— start —

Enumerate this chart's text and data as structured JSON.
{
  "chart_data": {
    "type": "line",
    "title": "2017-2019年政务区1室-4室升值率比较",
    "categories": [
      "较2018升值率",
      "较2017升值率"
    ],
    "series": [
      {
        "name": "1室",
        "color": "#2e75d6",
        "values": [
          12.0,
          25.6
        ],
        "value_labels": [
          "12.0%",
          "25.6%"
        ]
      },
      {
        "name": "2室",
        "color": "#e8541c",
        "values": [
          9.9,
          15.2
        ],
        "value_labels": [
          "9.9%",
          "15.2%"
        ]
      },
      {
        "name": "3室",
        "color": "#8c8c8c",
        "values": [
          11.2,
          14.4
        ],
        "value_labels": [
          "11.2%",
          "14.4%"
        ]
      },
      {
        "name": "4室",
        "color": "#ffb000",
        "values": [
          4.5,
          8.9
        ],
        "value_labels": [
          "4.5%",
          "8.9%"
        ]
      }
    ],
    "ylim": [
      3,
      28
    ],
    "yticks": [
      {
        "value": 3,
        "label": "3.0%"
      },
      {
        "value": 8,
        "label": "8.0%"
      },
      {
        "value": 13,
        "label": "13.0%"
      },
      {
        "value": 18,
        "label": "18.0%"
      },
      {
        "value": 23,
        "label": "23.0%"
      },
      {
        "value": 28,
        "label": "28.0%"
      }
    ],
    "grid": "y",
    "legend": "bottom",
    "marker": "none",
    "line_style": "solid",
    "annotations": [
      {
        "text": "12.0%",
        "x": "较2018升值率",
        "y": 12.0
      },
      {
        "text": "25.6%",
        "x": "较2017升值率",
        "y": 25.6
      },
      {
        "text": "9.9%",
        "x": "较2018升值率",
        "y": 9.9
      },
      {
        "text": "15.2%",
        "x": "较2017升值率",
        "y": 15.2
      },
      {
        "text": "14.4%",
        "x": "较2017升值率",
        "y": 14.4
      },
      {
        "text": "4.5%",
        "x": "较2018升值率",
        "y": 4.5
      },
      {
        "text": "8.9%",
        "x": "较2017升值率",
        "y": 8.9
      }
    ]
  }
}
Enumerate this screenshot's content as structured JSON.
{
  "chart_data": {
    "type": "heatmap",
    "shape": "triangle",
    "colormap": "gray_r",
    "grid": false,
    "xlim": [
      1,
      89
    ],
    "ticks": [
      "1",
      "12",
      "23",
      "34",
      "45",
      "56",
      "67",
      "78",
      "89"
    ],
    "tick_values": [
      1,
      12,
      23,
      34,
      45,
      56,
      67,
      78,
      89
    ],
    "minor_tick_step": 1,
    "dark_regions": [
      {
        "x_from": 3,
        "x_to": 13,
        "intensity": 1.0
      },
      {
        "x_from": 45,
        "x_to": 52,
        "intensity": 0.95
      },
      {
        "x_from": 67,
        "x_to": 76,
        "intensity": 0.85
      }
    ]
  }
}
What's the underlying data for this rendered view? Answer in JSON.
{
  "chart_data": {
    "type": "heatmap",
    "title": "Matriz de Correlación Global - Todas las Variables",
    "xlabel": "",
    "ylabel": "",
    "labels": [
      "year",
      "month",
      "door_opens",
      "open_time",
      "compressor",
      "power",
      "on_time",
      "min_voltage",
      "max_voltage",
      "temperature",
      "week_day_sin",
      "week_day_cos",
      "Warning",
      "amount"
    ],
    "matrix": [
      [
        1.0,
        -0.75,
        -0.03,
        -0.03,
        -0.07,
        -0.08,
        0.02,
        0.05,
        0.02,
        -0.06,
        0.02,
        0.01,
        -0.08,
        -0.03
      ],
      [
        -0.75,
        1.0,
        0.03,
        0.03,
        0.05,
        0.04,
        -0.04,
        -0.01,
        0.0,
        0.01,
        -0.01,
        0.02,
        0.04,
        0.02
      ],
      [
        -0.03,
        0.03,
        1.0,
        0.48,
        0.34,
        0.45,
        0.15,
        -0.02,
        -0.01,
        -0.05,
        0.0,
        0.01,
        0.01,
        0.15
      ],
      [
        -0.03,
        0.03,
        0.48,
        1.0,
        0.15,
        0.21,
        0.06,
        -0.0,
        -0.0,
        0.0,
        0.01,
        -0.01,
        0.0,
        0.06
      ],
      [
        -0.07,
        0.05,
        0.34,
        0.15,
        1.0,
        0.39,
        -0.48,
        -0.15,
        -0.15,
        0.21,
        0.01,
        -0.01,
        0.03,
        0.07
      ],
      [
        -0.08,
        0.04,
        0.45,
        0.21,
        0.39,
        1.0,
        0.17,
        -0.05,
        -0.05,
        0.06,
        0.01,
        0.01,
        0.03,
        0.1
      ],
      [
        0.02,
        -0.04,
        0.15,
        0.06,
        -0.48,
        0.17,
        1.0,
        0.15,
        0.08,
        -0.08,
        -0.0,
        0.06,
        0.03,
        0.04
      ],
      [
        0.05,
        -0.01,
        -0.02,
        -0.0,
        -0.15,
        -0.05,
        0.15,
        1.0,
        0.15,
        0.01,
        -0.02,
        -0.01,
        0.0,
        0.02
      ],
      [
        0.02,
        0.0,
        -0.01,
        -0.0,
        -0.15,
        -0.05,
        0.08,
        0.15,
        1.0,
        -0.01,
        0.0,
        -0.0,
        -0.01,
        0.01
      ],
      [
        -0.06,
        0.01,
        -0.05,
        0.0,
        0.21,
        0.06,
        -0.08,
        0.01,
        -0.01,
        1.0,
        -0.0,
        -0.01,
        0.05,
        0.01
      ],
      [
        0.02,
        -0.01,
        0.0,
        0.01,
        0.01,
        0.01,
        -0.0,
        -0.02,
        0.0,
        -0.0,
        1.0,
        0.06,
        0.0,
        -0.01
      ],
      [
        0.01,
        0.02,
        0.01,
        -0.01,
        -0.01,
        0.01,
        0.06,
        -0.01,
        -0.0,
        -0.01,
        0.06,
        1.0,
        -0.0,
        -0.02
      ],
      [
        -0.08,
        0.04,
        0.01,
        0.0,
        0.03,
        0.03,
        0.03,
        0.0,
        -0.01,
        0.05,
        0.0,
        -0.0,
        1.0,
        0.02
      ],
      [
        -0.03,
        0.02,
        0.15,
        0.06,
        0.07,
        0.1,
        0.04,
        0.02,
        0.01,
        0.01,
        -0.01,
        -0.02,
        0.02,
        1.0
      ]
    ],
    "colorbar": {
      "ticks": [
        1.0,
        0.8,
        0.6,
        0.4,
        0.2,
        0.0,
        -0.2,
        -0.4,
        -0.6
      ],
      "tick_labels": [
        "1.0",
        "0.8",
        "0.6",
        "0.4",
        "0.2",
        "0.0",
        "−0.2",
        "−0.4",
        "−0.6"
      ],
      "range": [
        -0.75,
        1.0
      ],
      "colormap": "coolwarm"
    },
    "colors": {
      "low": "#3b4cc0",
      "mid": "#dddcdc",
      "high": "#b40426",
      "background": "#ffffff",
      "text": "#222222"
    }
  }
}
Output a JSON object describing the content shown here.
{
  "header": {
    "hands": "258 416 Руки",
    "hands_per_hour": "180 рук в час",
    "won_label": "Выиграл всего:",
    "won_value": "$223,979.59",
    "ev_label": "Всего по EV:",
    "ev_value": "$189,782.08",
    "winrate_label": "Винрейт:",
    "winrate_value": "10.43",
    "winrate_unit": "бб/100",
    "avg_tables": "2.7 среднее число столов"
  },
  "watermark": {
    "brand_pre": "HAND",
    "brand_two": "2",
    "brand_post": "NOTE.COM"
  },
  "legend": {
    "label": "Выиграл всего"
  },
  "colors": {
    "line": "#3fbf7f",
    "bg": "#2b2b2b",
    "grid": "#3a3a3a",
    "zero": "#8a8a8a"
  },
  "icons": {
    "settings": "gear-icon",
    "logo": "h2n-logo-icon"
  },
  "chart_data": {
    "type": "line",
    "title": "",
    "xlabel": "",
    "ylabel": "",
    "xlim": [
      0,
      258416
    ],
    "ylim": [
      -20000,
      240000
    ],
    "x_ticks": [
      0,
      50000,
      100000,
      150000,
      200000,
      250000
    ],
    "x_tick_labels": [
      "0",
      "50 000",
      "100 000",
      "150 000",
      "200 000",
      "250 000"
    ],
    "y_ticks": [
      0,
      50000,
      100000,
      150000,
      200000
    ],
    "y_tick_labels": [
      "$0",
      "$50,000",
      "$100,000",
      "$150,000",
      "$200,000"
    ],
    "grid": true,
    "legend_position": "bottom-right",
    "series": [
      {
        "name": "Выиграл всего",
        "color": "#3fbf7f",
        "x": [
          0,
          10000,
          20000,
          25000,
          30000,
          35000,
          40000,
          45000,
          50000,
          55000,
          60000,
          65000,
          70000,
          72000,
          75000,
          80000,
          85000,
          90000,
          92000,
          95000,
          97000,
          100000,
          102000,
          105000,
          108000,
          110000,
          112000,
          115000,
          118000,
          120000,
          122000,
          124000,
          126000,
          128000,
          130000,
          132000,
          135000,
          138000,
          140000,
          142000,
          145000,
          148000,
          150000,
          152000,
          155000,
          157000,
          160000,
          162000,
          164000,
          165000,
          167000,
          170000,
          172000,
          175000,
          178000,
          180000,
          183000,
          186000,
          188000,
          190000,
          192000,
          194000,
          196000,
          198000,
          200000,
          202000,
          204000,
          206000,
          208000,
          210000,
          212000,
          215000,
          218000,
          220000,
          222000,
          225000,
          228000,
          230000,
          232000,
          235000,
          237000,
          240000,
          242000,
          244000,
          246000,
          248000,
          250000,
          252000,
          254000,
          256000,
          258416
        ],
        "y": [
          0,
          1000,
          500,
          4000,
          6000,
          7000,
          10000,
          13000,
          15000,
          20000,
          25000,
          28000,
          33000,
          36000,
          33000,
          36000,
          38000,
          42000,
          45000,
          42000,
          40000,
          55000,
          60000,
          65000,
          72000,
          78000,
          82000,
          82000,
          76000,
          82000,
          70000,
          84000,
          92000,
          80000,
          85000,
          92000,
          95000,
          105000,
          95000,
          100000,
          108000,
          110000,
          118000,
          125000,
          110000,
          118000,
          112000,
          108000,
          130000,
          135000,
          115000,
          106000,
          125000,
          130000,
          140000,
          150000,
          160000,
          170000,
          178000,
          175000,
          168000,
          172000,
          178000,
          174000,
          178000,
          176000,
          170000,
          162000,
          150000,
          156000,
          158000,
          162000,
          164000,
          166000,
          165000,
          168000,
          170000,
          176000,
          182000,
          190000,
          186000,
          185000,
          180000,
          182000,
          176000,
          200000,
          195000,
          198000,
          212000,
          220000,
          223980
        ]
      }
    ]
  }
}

— end —

### PROBLEM DETAILS:
Filter the entries down to the lines with the word "this" in them.

### COMPLETE RESPONSE:
Enumerate this chart's text and data as structured JSON.
Enumerate this screenshot's content as structured JSON.
What's the underlying data for this rendered view? Answer in JSON.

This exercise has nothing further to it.